---------- Supplied records

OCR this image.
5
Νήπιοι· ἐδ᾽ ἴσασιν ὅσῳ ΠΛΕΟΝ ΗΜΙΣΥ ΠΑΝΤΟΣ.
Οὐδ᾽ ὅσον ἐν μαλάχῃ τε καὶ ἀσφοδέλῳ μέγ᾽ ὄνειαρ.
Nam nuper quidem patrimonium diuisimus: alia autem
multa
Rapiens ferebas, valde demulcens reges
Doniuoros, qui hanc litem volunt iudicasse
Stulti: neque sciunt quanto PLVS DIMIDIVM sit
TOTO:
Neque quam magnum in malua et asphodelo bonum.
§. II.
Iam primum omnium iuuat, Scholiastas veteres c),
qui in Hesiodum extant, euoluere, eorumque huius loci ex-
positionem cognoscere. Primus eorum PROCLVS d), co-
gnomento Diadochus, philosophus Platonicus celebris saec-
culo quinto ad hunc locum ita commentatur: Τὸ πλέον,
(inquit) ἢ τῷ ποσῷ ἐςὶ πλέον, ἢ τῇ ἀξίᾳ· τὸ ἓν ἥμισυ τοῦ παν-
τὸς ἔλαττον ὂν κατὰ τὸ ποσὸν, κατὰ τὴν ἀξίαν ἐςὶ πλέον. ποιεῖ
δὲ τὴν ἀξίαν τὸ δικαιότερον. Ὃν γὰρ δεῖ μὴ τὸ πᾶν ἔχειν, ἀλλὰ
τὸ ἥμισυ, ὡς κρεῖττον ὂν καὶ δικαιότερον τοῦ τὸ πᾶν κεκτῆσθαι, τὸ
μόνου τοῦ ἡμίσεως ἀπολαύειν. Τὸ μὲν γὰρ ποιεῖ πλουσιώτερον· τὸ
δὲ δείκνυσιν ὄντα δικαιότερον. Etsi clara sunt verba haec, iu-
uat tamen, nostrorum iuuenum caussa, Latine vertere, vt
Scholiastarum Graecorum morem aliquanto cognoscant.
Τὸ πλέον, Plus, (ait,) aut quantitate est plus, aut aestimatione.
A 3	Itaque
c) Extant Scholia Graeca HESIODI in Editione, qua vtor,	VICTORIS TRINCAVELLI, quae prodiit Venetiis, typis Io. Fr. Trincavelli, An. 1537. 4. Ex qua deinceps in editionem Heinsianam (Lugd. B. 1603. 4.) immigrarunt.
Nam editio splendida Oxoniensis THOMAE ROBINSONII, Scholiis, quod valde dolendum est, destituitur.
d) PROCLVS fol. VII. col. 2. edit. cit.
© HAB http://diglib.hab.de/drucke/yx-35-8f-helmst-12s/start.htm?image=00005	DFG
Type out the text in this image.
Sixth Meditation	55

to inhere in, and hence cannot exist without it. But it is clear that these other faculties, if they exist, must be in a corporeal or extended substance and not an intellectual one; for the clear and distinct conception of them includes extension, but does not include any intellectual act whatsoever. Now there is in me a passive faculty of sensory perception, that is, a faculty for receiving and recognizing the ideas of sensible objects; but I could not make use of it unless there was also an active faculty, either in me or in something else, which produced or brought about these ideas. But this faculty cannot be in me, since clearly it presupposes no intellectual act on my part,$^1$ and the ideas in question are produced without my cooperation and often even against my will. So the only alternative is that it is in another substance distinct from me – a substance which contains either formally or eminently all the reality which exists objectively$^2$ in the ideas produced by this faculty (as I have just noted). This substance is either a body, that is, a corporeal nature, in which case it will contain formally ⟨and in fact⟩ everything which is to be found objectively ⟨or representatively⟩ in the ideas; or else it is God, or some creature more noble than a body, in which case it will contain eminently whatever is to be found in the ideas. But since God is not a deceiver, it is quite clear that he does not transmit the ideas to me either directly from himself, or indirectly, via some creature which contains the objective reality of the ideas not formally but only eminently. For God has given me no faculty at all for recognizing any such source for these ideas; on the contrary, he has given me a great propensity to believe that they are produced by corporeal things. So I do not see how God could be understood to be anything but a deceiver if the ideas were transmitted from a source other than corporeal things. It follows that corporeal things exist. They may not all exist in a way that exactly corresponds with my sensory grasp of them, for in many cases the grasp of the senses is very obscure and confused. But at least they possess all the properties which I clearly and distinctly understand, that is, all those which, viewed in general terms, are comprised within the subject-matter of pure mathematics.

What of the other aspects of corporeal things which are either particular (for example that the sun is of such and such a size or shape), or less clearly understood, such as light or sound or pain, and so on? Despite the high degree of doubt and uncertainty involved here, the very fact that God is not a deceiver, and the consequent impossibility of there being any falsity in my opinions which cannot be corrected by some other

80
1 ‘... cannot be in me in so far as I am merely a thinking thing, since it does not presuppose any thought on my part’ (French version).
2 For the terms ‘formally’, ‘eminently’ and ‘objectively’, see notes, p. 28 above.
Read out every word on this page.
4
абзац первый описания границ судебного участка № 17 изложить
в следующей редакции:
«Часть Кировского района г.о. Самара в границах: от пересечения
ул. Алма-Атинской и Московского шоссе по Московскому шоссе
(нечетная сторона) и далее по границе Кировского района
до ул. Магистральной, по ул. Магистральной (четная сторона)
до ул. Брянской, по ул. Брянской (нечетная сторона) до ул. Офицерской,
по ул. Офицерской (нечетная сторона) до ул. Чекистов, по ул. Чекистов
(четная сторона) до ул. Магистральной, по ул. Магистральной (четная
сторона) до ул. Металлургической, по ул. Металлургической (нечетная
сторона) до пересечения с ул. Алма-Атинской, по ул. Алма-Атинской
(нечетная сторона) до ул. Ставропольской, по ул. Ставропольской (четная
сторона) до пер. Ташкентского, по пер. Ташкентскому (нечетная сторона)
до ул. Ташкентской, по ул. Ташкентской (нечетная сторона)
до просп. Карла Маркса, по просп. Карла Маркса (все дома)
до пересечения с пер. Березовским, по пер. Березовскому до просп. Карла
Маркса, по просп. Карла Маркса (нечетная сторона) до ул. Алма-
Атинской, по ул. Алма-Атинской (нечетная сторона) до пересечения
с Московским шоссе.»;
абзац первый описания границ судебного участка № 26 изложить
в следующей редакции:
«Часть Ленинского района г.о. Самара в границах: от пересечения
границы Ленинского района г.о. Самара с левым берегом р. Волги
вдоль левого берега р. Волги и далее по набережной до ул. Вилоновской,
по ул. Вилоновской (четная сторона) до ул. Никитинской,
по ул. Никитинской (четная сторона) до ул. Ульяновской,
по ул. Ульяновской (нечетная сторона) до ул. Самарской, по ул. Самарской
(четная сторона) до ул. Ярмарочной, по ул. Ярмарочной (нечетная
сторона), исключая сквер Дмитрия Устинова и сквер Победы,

--------------------

Exercise:
Copy all the lines above that hold the string "ἀξίαν".

Exercise solution:
τὸς ἔλαττον ὂν κατὰ τὸ ποσὸν, κατὰ τὴν ἀξίαν ἐςὶ πλέον. ποιεῖ
δὲ τὴν ἀξίαν τὸ δικαιότερον. Ὃν γὰρ δεῖ μὴ τὸ πᾶν ἔχειν, ἀλλὰ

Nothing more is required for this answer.